┌──

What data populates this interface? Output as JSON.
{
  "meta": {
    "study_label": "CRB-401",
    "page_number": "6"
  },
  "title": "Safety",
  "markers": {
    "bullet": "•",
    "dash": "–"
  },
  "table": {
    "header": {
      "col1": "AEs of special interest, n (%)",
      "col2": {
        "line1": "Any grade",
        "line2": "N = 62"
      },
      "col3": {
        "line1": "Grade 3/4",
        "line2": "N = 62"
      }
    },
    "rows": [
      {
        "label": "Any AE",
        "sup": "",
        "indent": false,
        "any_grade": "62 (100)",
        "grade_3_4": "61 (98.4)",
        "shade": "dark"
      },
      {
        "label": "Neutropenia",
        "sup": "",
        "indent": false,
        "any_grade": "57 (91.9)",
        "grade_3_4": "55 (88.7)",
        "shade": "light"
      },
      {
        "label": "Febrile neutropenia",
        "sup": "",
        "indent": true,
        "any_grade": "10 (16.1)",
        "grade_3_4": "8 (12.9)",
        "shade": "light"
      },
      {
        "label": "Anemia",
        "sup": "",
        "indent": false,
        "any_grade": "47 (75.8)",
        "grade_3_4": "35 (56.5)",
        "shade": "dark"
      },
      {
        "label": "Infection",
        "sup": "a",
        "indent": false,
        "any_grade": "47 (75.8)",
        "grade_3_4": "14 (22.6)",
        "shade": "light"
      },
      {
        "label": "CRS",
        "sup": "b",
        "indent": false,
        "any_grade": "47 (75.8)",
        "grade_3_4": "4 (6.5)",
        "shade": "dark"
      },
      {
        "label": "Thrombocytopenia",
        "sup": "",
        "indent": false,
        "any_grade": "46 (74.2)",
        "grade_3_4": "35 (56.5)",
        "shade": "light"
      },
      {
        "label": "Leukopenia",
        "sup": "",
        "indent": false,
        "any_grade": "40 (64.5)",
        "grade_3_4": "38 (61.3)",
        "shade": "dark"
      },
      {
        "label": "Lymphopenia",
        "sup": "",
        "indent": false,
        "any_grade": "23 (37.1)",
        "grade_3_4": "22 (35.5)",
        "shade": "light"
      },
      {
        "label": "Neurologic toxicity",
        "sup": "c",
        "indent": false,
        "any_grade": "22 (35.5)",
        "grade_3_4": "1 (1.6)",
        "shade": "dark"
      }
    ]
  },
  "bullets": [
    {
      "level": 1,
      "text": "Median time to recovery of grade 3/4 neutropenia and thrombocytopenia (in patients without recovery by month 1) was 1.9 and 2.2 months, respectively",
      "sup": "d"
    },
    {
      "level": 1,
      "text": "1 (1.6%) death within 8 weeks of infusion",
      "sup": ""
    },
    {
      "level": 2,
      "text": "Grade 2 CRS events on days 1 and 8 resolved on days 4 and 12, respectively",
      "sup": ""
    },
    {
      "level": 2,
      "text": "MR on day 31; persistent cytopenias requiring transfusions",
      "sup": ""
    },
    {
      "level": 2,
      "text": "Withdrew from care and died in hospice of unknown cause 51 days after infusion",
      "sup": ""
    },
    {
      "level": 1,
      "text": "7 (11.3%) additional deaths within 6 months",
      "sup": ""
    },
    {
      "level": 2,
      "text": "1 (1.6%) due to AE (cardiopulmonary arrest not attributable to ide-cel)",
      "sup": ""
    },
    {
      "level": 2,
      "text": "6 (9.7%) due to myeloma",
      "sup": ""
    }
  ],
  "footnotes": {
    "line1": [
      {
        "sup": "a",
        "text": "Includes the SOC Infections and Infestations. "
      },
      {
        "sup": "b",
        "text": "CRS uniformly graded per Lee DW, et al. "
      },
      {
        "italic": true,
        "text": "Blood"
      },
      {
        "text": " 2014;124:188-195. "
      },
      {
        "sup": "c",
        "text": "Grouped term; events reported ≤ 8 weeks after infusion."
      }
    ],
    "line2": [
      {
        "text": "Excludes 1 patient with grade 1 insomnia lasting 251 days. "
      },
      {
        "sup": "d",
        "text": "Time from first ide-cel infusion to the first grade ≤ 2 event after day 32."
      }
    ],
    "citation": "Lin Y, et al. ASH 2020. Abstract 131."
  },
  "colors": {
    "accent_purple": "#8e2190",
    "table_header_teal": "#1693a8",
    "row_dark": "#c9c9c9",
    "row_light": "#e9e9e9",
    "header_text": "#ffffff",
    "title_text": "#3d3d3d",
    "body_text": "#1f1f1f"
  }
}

└──

▸ ABOUT THIS EXERCISE
Extract all of the data exactly as written.

▸ WRITTEN RESPONSE
What data populates this interface? Output as JSON.
{
  "meta": {
    "study_label": "CRB-401",
    "page_number": "6"
  },
  "title": "Safety",
  "markers": {
    "bullet": "•",
    "dash": "–"
  },
  "table": {
    "header": {
      "col1": "AEs of special interest, n (%)",
      "col2": {
        "line1": "Any grade",
        "line2": "N = 62"
      },
      "col3": {
        "line1": "Grade 3/4",
        "line2": "N = 62"
      }
    },
    "rows": [
      {
        "label": "Any AE",
        "sup": "",
        "indent": false,
        "any_grade": "62 (100)",
        "grade_3_4": "61 (98.4)",
        "shade": "dark"
      },
      {
        "label": "Neutropenia",
        "sup": "",
        "indent": false,
        "any_grade": "57 (91.9)",
        "grade_3_4": "55 (88.7)",
        "shade": "light"
      },
      {
        "label": "Febrile neutropenia",
        "sup": "",
        "indent": true,
        "any_grade": "10 (16.1)",
        "grade_3_4": "8 (12.9)",
        "shade": "light"
      },
      {
        "label": "Anemia",
        "sup": "",
        "indent": false,
        "any_grade": "47 (75.8)",
        "grade_3_4": "35 (56.5)",
        "shade": "dark"
      },
      {
        "label": "Infection",
        "sup": "a",
        "indent": false,
        "any_grade": "47 (75.8)",
        "grade_3_4": "14 (22.6)",
        "shade": "light"
      },
      {
        "label": "CRS",
        "sup": "b",
        "indent": false,
        "any_grade": "47 (75.8)",
        "grade_3_4": "4 (6.5)",
        "shade": "dark"
      },
      {
        "label": "Thrombocytopenia",
        "sup": "",
        "indent": false,
        "any_grade": "46 (74.2)",
        "grade_3_4": "35 (56.5)",
        "shade": "light"
      },
      {
        "label": "Leukopenia",
        "sup": "",
        "indent": false,
        "any_grade": "40 (64.5)",
        "grade_3_4": "38 (61.3)",
        "shade": "dark"
      },
      {
        "label": "Lymphopenia",
        "sup": "",
        "indent": false,
        "any_grade": "23 (37.1)",
        "grade_3_4": "22 (35.5)",
        "shade": "light"
      },
      {
        "label": "Neurologic toxicity",
        "sup": "c",
        "indent": false,
        "any_grade": "22 (35.5)",
        "grade_3_4": "1 (1.6)",
        "shade": "dark"
      }
    ]
  },
  "bullets": [
    {
      "level": 1,
      "text": "Median time to recovery of grade 3/4 neutropenia and thrombocytopenia (in patients without recovery by month 1) was 1.9 and 2.2 months, respectively",
      "sup": "d"
    },
    {
      "level": 1,
      "text": "1 (1.6%) death within 8 weeks of infusion",
      "sup": ""
    },
    {
      "level": 2,
      "text": "Grade 2 CRS events on days 1 and 8 resolved on days 4 and 12, respectively",
      "sup": ""
    },
    {
      "level": 2,
      "text": "MR on day 31; persistent cytopenias requiring transfusions",
      "sup": ""
    },
    {
      "level": 2,
      "text": "Withdrew from care and died in hospice of unknown cause 51 days after infusion",
      "sup": ""
    },
    {
      "level": 1,
      "text": "7 (11.3%) additional deaths within 6 months",
      "sup": ""
    },
    {
      "level": 2,
      "text": "1 (1.6%) due to AE (cardiopulmonary arrest not attributable to ide-cel)",
      "sup": ""
    },
    {
      "level": 2,
      "text": "6 (9.7%) due to myeloma",
      "sup": ""
    }
  ],
  "footnotes": {
    "line1": [
      {
        "sup": "a",
        "text": "Includes the SOC Infections and Infestations. "
      },
      {
        "sup": "b",
        "text": "CRS uniformly graded per Lee DW, et al. "
      },
      {
        "italic": true,
        "text": "Blood"
      },
      {
        "text": " 2014;124:188-195. "
      },
      {
        "sup": "c",
        "text": "Grouped term; events reported ≤ 8 weeks after infusion."
      }
    ],
    "line2": [
      {
        "text": "Excludes 1 patient with grade 1 insomnia lasting 251 days. "
      },
      {
        "sup": "d",
        "text": "Time from first ide-cel infusion to the first grade ≤ 2 event after day 32."
      }
    ],
    "citation": "Lin Y, et al. ASH 2020. Abstract 131."
  },
  "colors": {
    "accent_purple": "#8e2190",
    "table_header_teal": "#1693a8",
    "row_dark": "#c9c9c9",
    "row_light": "#e9e9e9",
    "header_text": "#ffffff",
    "title_text": "#3d3d3d",
    "body_text": "#1f1f1f"
  }
}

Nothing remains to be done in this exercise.